#### Source data

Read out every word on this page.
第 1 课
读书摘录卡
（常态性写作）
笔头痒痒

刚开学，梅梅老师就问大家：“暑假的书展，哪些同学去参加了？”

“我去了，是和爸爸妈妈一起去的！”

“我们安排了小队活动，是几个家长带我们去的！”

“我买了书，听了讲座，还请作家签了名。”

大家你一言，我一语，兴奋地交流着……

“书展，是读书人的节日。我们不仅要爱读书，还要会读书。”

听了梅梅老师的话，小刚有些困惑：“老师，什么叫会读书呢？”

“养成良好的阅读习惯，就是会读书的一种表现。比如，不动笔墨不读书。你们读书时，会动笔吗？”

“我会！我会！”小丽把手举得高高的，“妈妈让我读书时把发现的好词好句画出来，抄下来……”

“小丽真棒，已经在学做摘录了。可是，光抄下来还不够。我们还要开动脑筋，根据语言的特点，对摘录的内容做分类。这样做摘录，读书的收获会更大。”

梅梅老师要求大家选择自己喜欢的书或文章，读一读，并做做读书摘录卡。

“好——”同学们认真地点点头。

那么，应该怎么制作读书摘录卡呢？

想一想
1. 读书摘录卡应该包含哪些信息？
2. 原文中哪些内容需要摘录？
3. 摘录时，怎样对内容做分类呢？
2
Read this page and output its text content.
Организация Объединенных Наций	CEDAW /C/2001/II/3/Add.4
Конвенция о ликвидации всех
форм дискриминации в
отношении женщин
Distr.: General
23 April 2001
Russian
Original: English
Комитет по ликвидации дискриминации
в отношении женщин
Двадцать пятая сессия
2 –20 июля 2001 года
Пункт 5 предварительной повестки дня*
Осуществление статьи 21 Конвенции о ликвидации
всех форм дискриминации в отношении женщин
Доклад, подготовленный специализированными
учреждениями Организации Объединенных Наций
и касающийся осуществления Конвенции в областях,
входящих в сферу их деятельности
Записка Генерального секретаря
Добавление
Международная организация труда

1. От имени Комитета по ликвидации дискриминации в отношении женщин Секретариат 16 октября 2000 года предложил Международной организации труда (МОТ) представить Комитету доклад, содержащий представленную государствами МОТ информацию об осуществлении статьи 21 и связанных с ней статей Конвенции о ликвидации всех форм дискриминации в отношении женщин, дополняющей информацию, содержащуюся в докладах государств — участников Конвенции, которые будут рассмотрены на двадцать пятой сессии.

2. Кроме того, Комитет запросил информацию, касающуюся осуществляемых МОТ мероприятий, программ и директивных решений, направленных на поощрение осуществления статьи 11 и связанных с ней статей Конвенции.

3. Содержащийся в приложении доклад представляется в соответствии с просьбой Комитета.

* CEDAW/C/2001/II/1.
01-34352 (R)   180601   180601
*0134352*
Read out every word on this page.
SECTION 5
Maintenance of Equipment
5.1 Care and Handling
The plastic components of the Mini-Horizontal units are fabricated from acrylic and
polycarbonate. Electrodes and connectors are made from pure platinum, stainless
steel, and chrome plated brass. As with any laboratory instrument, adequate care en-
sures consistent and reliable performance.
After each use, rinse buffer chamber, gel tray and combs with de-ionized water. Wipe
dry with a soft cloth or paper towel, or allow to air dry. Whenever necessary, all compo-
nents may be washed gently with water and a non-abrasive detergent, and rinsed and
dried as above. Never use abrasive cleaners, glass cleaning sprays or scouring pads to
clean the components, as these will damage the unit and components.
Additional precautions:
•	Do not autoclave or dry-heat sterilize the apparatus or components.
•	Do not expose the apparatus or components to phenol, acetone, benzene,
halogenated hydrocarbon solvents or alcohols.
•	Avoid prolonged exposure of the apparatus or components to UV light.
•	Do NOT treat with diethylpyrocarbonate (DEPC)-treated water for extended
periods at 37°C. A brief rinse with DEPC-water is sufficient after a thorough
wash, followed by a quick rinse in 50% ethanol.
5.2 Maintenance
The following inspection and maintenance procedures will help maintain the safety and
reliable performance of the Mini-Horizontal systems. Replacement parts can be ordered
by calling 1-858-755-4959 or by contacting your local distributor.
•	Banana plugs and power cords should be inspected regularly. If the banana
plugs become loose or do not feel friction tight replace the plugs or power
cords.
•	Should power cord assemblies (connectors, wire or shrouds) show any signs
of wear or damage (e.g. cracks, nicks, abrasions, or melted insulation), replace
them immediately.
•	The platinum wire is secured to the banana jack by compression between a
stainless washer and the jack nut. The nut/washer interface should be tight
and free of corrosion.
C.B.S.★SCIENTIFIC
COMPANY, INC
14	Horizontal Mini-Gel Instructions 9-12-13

########

## Directive
Filter the records above for lines containing the word "stainless", and copy those lines.

## Solution to the problem
polycarbonate. Electrodes and connectors are made from pure platinum, stainless
stainless washer and the jack nut. The nut/washer interface should be tight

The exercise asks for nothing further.